Text provided section start

Preparation of the pyridinium salts differing in the length of the N-alkyl substituent.

Quaternary pyridinium salts with chains ranging from C8 to C20 belong in the large group of cationic surfactants. In this paper, the preparation of such cationic surface active agents based on the pyridinium moiety and differing in the length of the N-alkyl chain is described. Additionally, HPLC technique was established to distinguish each prepared pyridinium analogue. This study represents universal method for preparation and identification of quaternary pyridinium detergents.

Text provided section end

● Problem 1
Answer these from the text on pyridinium salts:
(a) In what feature do the prepared pyridinium salts differ?
(b) What range of chain lengths is given for quaternary pyridinium salts?
(c) What technique was established to distinguish each prepared analogue?
● Problem 2
Update the text on pyridinium salts by restating the part that opens with the words containing "Preparation of the" and closes with "quaternary pyridinium detergents.", with "universal method" changed to "general method".

Dataset excerpts section start

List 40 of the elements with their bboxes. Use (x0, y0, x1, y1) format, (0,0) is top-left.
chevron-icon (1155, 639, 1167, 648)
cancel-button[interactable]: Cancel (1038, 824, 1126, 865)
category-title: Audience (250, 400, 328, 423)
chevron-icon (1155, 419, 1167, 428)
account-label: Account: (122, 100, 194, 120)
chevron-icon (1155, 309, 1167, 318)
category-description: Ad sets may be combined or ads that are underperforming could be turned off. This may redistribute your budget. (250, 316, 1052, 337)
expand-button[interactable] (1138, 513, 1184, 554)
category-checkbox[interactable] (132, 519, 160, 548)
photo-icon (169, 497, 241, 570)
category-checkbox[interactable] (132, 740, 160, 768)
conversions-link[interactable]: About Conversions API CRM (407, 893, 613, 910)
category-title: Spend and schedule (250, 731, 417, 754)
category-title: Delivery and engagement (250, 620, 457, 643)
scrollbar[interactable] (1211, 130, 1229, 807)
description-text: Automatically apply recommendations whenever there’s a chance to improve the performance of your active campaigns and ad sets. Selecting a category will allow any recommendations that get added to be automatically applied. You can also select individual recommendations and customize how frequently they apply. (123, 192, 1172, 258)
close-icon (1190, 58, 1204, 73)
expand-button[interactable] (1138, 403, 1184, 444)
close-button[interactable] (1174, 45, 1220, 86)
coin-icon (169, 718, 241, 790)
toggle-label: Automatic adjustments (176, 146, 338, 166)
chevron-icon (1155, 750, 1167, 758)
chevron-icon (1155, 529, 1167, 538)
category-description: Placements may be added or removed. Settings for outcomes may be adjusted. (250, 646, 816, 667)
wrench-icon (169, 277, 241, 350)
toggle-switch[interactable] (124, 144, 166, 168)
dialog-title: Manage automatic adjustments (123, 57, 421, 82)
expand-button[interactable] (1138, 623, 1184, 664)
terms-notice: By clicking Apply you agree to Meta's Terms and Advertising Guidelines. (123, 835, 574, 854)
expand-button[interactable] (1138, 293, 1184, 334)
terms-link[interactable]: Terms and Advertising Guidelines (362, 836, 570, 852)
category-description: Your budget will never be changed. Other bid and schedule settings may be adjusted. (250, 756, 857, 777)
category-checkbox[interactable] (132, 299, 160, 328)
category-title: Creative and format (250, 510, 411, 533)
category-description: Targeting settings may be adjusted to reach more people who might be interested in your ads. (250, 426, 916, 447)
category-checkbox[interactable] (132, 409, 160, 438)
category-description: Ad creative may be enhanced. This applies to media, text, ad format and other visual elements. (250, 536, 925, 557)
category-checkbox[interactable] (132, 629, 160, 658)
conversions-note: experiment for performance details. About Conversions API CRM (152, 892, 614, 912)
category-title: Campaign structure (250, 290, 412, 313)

Dataset excerpts section end

● Answer section 1
(a) The length of the N-alkyl substituent.
(b) From C8 to C20.
(c) HPLC.

● Answer section 2
Preparation of the pyridinium salts differing in the length of the N-alkyl substituent.

Quaternary pyridinium salts with chains ranging from C8 to C20 belong in the large group of cationic surfactants. In this paper, the preparation of such cationic surface active agents based on the pyridinium moiety and differing in the length of the N-alkyl chain is described. Additionally, HPLC technique was established to distinguish each prepared pyridinium analogue. This study represents general method for preparation and identification of quaternary pyridinium detergents.